[BEGIN Given records]
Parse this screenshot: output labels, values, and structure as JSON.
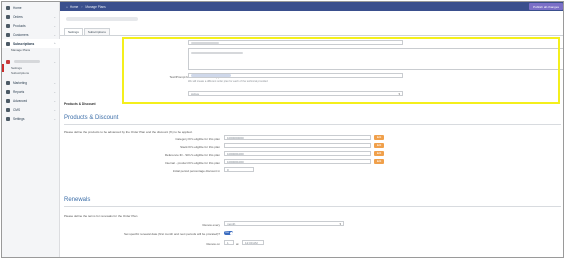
{
  "sidebar": {
    "items": [
      {
        "label": "Home",
        "icon": "home-icon"
      },
      {
        "label": "Orders",
        "icon": "orders-icon"
      },
      {
        "label": "Products",
        "icon": "products-icon"
      },
      {
        "label": "Customers",
        "icon": "customers-icon"
      },
      {
        "label": "Subscriptions",
        "icon": "subscriptions-icon"
      },
      {
        "label": "",
        "icon": "plans-icon"
      },
      {
        "label": "Marketing",
        "icon": "marketing-icon"
      },
      {
        "label": "Reports",
        "icon": "reports-icon"
      },
      {
        "label": "Advanced",
        "icon": "advanced-icon"
      },
      {
        "label": "CMS",
        "icon": "cms-icon"
      },
      {
        "label": "Settings",
        "icon": "settings-icon"
      }
    ],
    "sub_manage_plans": "Manage Plans",
    "sub_settings": "Settings",
    "sub_subscriptions": "Subscriptions"
  },
  "topbar": {
    "crumb_home": "Home",
    "crumb_manage_plans": "Manage Plans",
    "publish_label": "Publish all changes"
  },
  "tabs": [
    "Settings",
    "Subscriptions"
  ],
  "form": {
    "name_label": "Name",
    "description_label": "Description",
    "text_label": "Text/Prompt for which Order Plan applies",
    "text_hint": "We will create a different order plan for each of the technical provided",
    "status_label": "Status",
    "status_value": "Active"
  },
  "products": {
    "small_heading": "Products & Discount",
    "title": "Products & Discount",
    "desc": "Please define the products to be advanced by the Order Plan and the discount (%) to be applied.",
    "rows": [
      {
        "label": "Category ID's eligible for this plan",
        "value": "1000000000"
      },
      {
        "label": "Stack ID's eligible for this plan",
        "value": ""
      },
      {
        "label": "Reference ID - SKU's eligible for this plan",
        "value": "1000001000"
      },
      {
        "label": "Internal - product ID's eligible for this plan",
        "value": "1000001000"
      }
    ],
    "discount_label": "Initial period percentage discount in",
    "discount_value": "0",
    "button_label": "Edit"
  },
  "renewals": {
    "title": "Renewals",
    "desc": "Please define the terms for renewals for the Order Plan",
    "every_label": "Renew every",
    "every_value": "month",
    "specific_label": "Set specific renewal date (first month and next periods will be prorated)?",
    "toggle_label": "Yes",
    "renew_on_label": "Renew on",
    "renew_on_day": "1",
    "renew_on_at": "at",
    "renew_on_time": "12:00 AM"
  },
  "colors": {
    "topbar": "#3a4f8d",
    "publish": "#7b6fc7",
    "highlight": "#f4ef1c",
    "section_title": "#3c6ea8",
    "orange_button": "#f0a04b"
  }
}
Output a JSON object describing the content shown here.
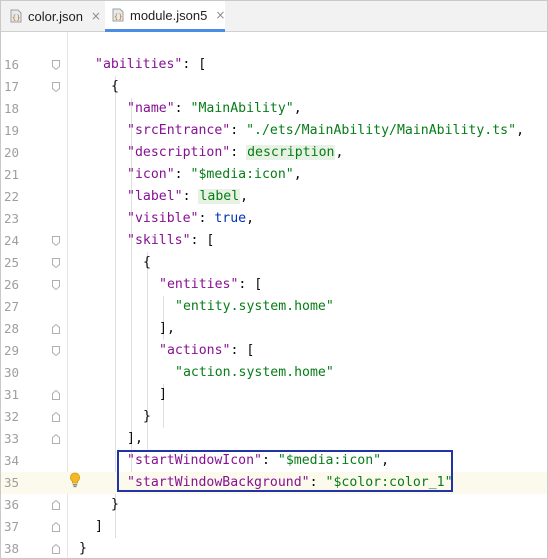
[END Given records]
> _Written exercise_
Make an exact copy of the whole listing, but don't bring over any pictures.

> _Solution to the exercise_
Parse this screenshot: output labels, values, and structure as JSON.
{
  "sidebar": {
    "items": [
      {
        "label": "Home",
        "icon": "home-icon"
      },
      {
        "label": "Orders",
        "icon": "orders-icon"
      },
      {
        "label": "Products",
        "icon": "products-icon"
      },
      {
        "label": "Customers",
        "icon": "customers-icon"
      },
      {
        "label": "Subscriptions",
        "icon": "subscriptions-icon"
      },
      {
        "label": "",
        "icon": "plans-icon"
      },
      {
        "label": "Marketing",
        "icon": "marketing-icon"
      },
      {
        "label": "Reports",
        "icon": "reports-icon"
      },
      {
        "label": "Advanced",
        "icon": "advanced-icon"
      },
      {
        "label": "CMS",
        "icon": "cms-icon"
      },
      {
        "label": "Settings",
        "icon": "settings-icon"
      }
    ],
    "sub_manage_plans": "Manage Plans",
    "sub_settings": "Settings",
    "sub_subscriptions": "Subscriptions"
  },
  "topbar": {
    "crumb_home": "Home",
    "crumb_manage_plans": "Manage Plans",
    "publish_label": "Publish all changes"
  },
  "tabs": [
    "Settings",
    "Subscriptions"
  ],
  "form": {
    "name_label": "Name",
    "description_label": "Description",
    "text_label": "Text/Prompt for which Order Plan applies",
    "text_hint": "We will create a different order plan for each of the technical provided",
    "status_label": "Status",
    "status_value": "Active"
  },
  "products": {
    "small_heading": "Products & Discount",
    "title": "Products & Discount",
    "desc": "Please define the products to be advanced by the Order Plan and the discount (%) to be applied.",
    "rows": [
      {
        "label": "Category ID's eligible for this plan",
        "value": "1000000000"
      },
      {
        "label": "Stack ID's eligible for this plan",
        "value": ""
      },
      {
        "label": "Reference ID - SKU's eligible for this plan",
        "value": "1000001000"
      },
      {
        "label": "Internal - product ID's eligible for this plan",
        "value": "1000001000"
      }
    ],
    "discount_label": "Initial period percentage discount in",
    "discount_value": "0",
    "button_label": "Edit"
  },
  "renewals": {
    "title": "Renewals",
    "desc": "Please define the terms for renewals for the Order Plan",
    "every_label": "Renew every",
    "every_value": "month",
    "specific_label": "Set specific renewal date (first month and next periods will be prorated)?",
    "toggle_label": "Yes",
    "renew_on_label": "Renew on",
    "renew_on_day": "1",
    "renew_on_at": "at",
    "renew_on_time": "12:00 AM"
  },
  "colors": {
    "topbar": "#3a4f8d",
    "publish": "#7b6fc7",
    "highlight": "#f4ef1c",
    "section_title": "#3c6ea8",
    "orange_button": "#f0a04b"
  }
}
Output a JSON object describing the content shown here.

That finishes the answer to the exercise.